[ENTRIES]:
'''
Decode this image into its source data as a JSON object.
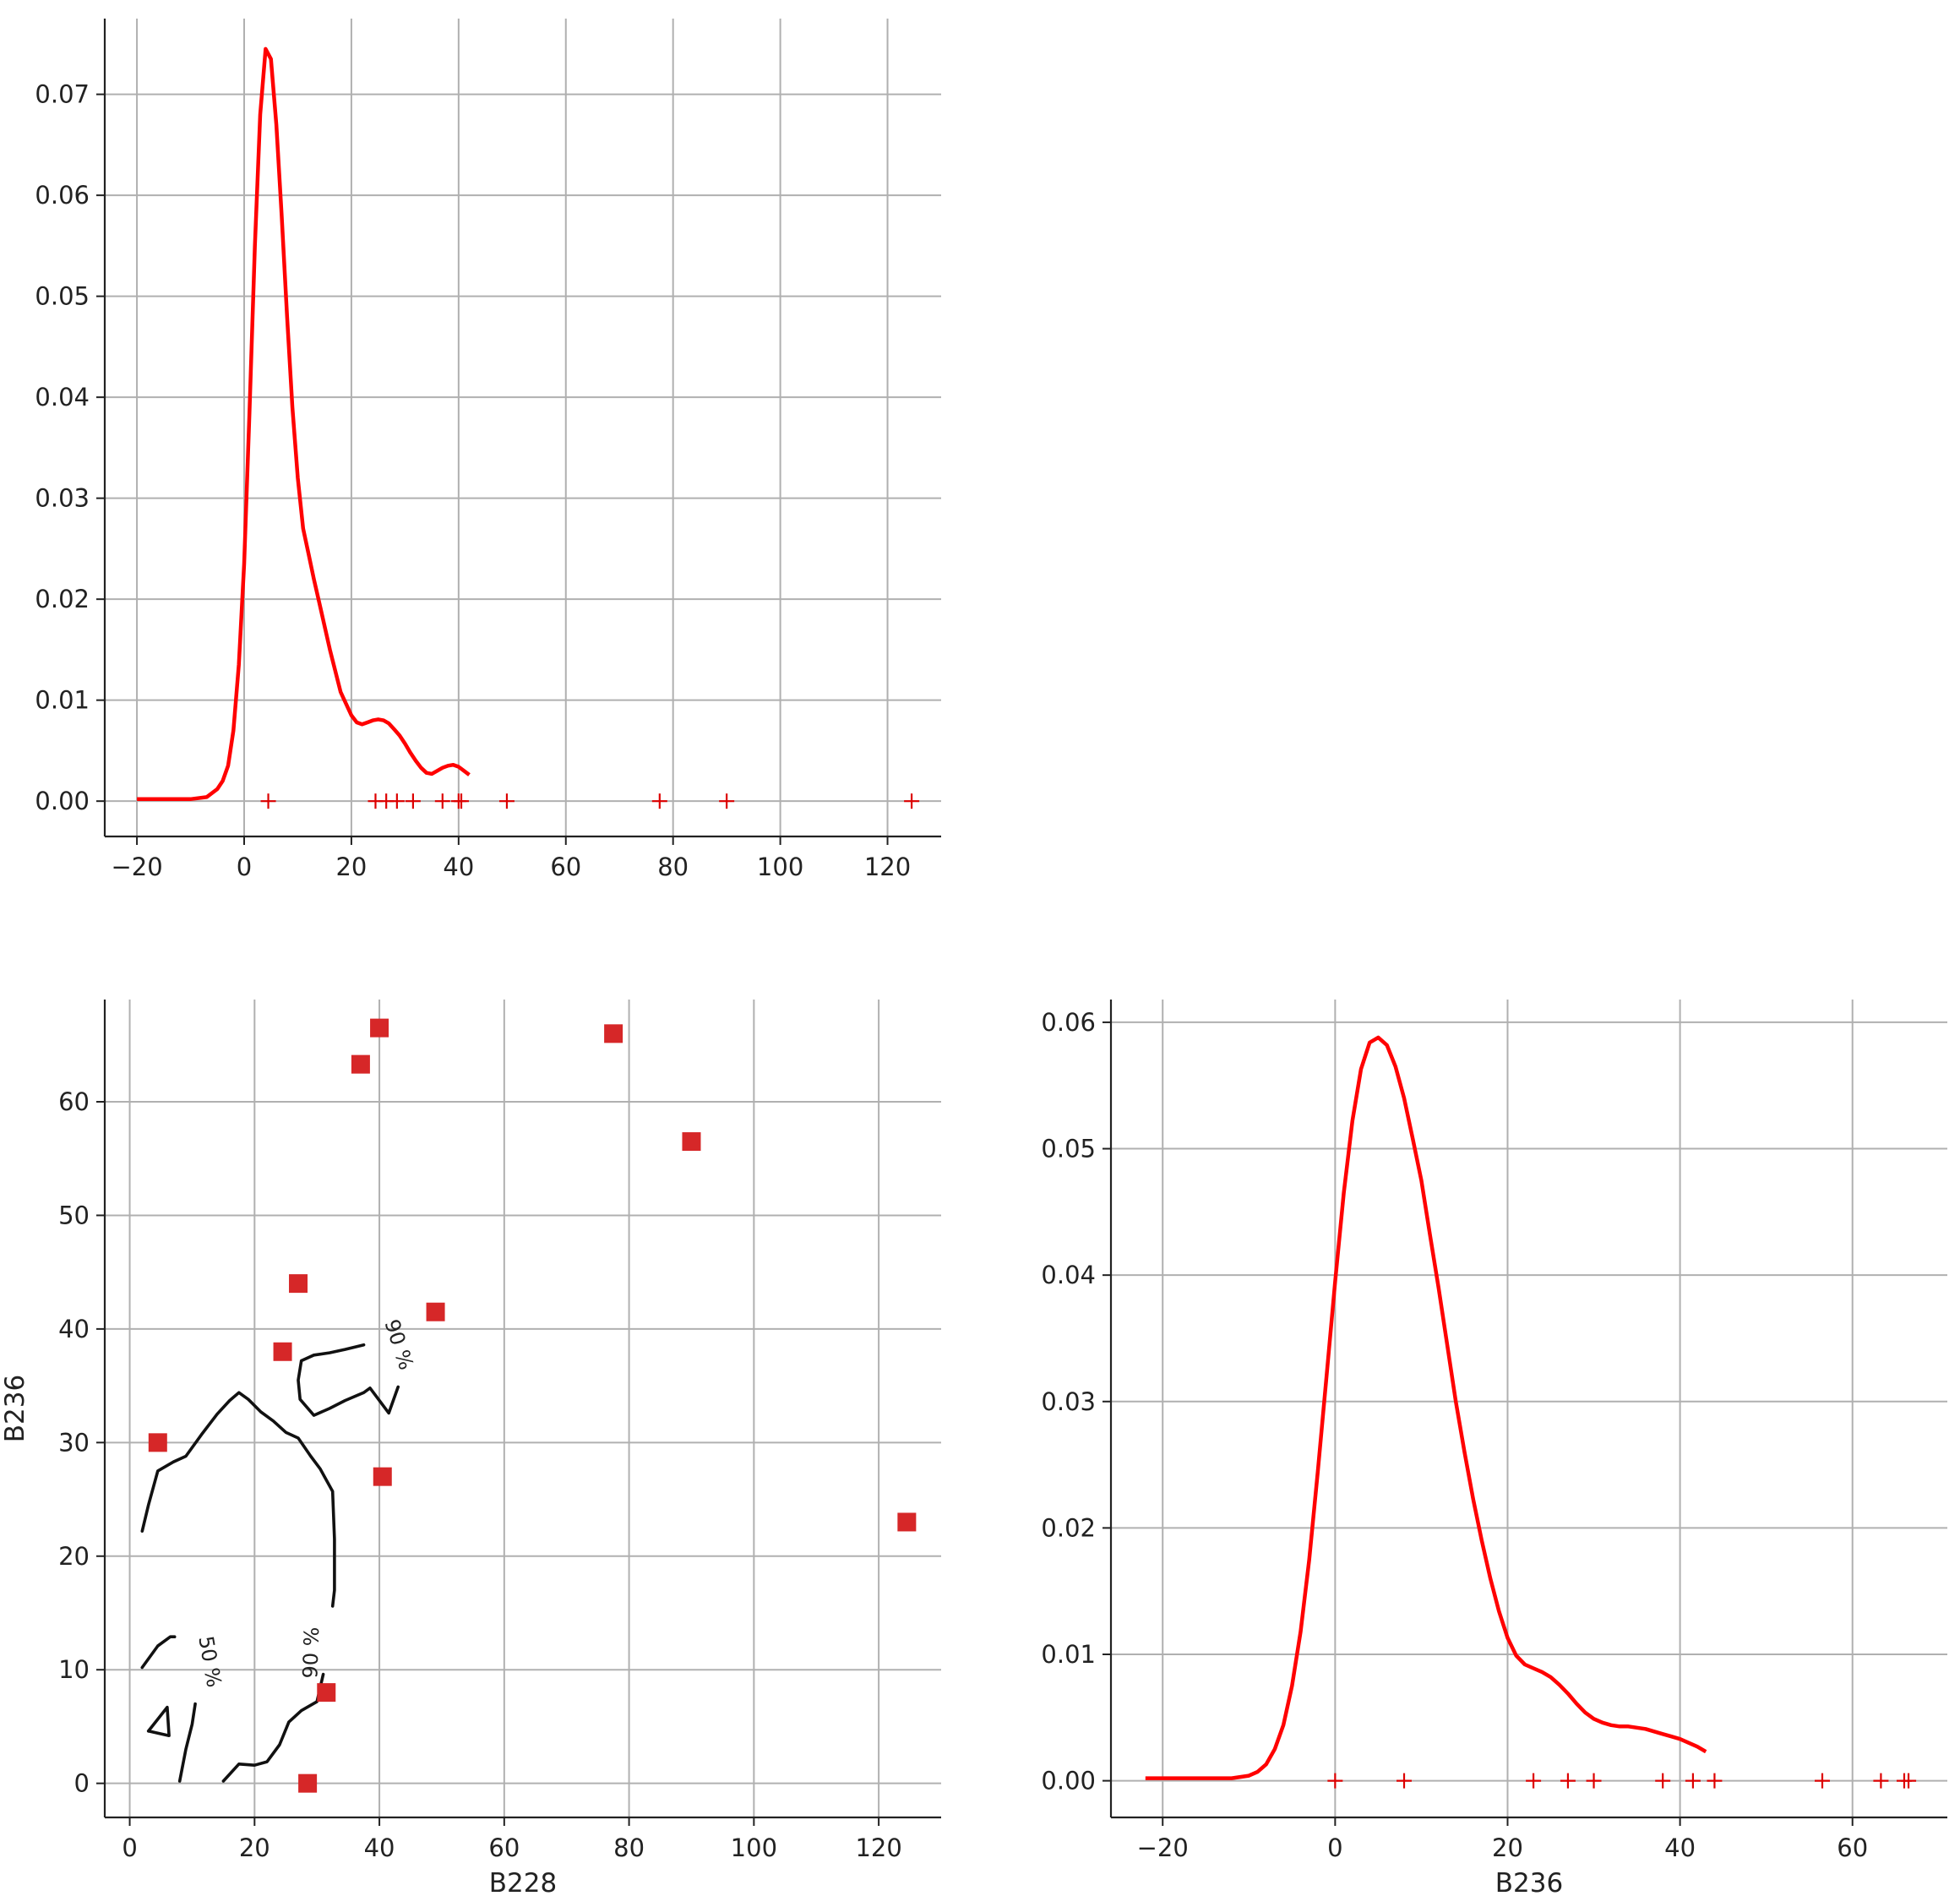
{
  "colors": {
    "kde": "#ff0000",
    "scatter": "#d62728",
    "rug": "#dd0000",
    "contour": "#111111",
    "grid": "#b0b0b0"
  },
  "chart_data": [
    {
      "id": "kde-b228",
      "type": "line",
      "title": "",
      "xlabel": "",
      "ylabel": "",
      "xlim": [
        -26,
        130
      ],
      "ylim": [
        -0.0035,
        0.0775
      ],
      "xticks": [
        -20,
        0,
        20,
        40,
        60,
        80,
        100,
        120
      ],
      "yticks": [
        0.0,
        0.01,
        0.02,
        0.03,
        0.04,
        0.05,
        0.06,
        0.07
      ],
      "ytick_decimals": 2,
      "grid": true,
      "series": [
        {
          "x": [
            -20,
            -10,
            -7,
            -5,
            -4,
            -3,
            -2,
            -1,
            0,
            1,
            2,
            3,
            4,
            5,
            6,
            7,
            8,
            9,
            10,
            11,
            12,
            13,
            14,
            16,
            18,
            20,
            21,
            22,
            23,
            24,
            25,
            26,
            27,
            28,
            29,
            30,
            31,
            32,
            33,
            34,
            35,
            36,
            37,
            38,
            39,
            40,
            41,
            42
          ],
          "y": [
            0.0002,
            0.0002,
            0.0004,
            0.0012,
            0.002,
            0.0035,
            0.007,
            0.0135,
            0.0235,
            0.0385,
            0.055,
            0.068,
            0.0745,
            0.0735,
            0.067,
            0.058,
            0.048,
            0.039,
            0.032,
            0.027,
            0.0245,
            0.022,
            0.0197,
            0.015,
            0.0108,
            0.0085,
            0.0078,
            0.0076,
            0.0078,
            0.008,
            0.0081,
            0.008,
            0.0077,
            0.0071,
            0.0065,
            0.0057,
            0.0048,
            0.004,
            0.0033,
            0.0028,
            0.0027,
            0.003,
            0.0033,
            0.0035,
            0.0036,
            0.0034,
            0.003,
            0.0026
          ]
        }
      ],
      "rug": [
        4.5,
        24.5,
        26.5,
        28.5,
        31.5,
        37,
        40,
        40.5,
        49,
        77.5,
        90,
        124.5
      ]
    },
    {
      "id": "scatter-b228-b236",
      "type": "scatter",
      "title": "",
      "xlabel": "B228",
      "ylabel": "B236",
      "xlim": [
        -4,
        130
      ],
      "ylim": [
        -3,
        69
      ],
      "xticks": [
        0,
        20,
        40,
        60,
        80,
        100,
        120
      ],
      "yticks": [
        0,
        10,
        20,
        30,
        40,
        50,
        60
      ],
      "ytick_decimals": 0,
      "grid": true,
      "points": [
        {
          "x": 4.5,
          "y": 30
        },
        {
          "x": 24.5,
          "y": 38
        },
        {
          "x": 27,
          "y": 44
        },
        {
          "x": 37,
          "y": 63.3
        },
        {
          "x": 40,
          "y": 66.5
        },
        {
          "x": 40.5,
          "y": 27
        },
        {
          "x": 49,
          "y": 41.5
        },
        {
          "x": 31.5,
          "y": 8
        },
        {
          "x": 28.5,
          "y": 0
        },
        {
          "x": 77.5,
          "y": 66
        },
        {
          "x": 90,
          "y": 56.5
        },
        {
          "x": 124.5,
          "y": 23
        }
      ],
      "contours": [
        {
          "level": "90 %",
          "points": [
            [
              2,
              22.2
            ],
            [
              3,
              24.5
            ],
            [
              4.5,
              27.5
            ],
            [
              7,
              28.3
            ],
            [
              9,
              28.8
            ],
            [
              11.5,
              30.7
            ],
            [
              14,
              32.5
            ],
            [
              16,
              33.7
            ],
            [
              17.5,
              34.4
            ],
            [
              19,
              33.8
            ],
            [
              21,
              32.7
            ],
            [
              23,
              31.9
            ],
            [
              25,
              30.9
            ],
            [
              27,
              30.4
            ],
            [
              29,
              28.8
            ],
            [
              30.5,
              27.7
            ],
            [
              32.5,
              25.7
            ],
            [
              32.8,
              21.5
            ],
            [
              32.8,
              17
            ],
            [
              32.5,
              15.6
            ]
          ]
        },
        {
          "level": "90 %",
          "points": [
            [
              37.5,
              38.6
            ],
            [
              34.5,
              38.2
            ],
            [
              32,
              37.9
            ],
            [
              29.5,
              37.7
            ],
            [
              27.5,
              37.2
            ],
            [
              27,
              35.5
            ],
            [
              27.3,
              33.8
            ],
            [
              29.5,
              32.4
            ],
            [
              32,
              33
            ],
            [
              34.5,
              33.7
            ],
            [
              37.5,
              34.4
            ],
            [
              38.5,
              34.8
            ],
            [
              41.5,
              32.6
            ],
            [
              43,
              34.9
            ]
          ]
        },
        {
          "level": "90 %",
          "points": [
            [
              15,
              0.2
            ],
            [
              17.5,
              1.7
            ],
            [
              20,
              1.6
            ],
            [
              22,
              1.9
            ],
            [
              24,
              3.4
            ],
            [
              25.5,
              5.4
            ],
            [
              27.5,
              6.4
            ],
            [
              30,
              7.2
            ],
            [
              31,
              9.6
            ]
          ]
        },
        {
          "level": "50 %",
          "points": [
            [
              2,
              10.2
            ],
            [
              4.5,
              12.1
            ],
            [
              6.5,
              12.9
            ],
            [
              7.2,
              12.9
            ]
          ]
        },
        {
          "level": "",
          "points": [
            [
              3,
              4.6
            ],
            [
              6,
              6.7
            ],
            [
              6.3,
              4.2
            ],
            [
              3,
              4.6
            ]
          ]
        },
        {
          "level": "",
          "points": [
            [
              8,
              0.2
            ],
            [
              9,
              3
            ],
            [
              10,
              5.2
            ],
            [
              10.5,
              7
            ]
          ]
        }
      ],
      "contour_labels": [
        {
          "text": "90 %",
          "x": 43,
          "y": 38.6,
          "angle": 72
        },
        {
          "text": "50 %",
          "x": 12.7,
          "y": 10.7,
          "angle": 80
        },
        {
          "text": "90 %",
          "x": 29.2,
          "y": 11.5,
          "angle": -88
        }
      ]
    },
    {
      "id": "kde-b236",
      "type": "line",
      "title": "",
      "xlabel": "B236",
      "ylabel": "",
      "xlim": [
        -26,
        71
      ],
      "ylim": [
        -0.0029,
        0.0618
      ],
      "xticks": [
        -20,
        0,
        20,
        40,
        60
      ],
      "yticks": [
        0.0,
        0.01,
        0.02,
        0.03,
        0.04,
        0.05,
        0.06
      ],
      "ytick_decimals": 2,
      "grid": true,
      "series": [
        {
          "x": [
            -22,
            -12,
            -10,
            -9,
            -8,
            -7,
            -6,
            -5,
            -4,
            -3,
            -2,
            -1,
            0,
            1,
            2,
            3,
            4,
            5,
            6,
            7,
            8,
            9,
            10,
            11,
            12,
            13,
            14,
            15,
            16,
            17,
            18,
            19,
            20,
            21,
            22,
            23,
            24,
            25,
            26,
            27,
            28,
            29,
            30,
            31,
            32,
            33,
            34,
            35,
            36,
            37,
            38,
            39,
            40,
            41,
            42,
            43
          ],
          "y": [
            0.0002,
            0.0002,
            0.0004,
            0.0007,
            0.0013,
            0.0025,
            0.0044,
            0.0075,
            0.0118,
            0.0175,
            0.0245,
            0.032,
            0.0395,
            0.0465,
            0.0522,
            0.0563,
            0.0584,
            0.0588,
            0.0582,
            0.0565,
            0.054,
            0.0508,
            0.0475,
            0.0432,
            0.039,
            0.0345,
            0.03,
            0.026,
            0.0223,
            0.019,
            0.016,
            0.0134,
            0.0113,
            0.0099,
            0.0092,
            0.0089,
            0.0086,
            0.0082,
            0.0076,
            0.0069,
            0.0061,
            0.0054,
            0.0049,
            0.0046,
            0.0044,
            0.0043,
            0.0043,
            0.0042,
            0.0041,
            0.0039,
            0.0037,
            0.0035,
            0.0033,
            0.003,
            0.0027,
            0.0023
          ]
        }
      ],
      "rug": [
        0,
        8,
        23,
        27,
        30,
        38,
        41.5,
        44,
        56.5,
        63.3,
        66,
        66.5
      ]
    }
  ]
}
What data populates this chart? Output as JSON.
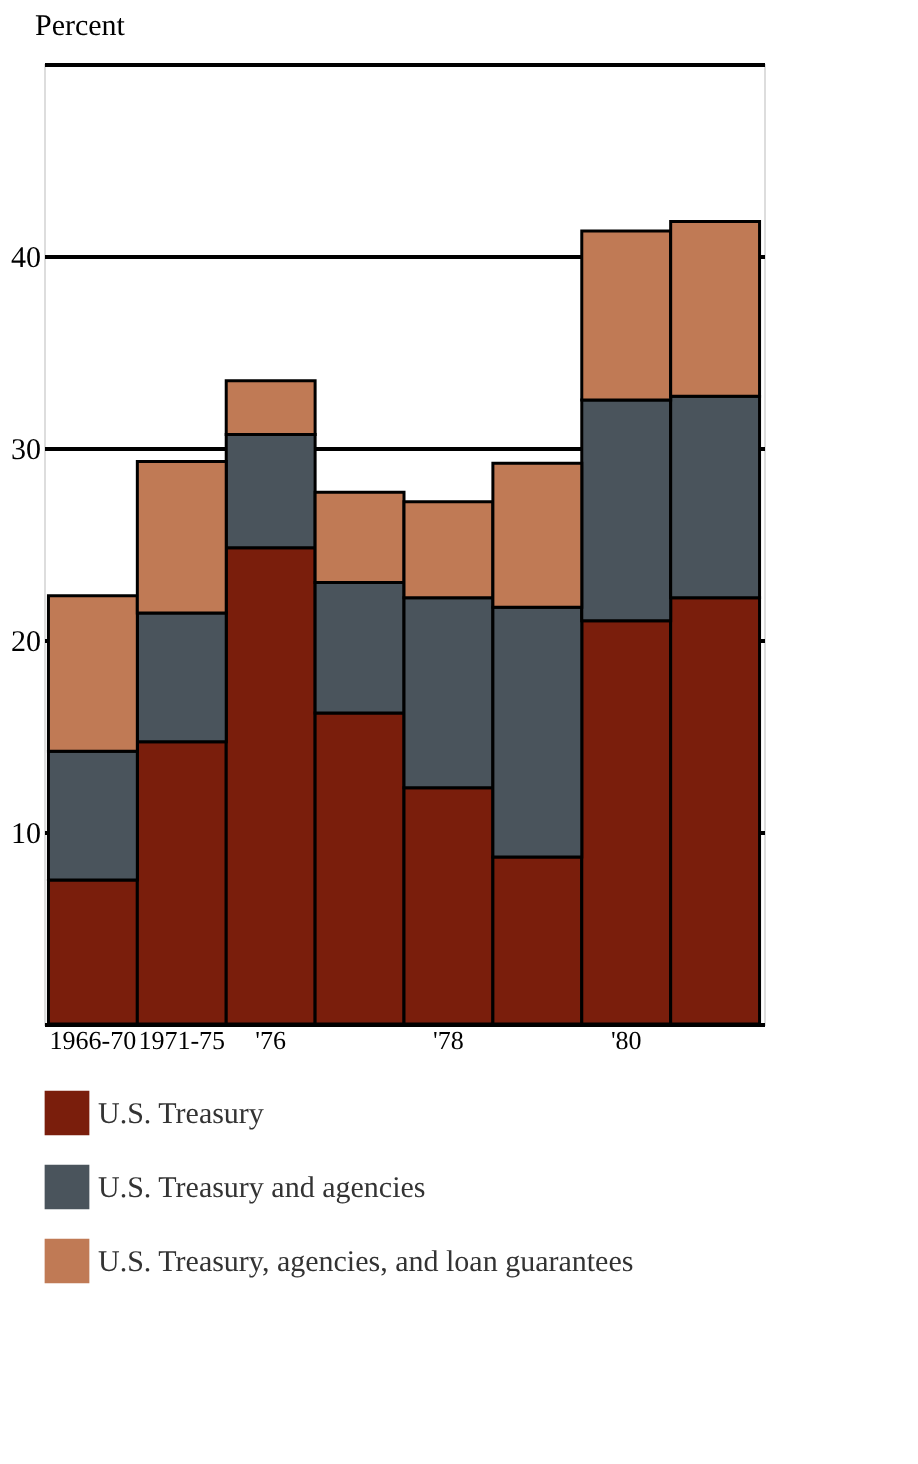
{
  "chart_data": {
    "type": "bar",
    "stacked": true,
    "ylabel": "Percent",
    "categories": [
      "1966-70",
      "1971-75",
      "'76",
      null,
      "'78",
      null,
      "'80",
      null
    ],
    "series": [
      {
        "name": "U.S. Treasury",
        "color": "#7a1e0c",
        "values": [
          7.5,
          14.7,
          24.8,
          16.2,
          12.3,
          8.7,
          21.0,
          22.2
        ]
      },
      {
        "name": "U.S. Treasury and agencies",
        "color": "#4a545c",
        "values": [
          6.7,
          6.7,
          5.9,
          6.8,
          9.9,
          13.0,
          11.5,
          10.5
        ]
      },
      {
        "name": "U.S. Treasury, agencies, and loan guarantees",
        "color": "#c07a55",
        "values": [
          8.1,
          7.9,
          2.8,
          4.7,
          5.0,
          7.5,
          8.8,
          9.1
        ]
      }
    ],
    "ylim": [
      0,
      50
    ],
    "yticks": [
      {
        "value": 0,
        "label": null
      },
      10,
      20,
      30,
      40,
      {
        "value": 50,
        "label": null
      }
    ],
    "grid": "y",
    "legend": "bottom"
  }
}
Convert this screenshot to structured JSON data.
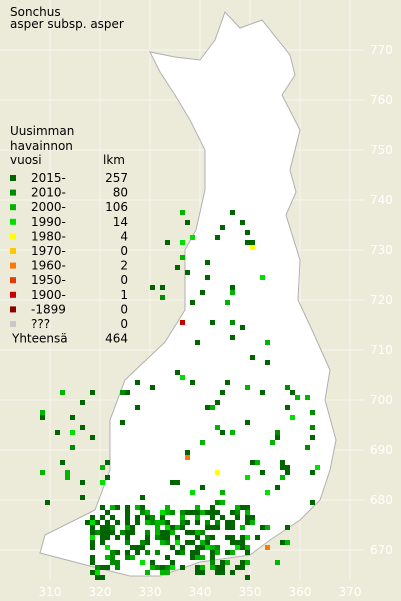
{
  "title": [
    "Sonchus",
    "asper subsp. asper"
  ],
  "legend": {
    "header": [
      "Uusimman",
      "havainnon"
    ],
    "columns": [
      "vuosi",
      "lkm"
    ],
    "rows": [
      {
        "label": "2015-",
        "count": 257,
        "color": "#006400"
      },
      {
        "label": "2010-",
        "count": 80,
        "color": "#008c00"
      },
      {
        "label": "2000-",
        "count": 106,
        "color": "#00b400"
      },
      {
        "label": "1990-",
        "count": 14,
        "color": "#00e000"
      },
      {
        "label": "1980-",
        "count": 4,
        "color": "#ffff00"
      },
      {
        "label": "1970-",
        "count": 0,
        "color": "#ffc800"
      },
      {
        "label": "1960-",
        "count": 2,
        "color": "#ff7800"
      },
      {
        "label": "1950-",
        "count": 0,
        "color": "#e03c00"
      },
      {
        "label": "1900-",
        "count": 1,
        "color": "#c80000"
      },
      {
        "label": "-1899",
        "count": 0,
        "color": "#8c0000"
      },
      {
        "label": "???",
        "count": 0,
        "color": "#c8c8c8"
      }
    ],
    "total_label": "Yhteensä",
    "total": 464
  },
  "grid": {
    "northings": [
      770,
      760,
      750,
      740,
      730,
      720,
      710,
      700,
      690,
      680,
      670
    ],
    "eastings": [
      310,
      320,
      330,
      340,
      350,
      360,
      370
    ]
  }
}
'''
State how many lines of the listing above hold the word "ylabel", with nothing but the number.

4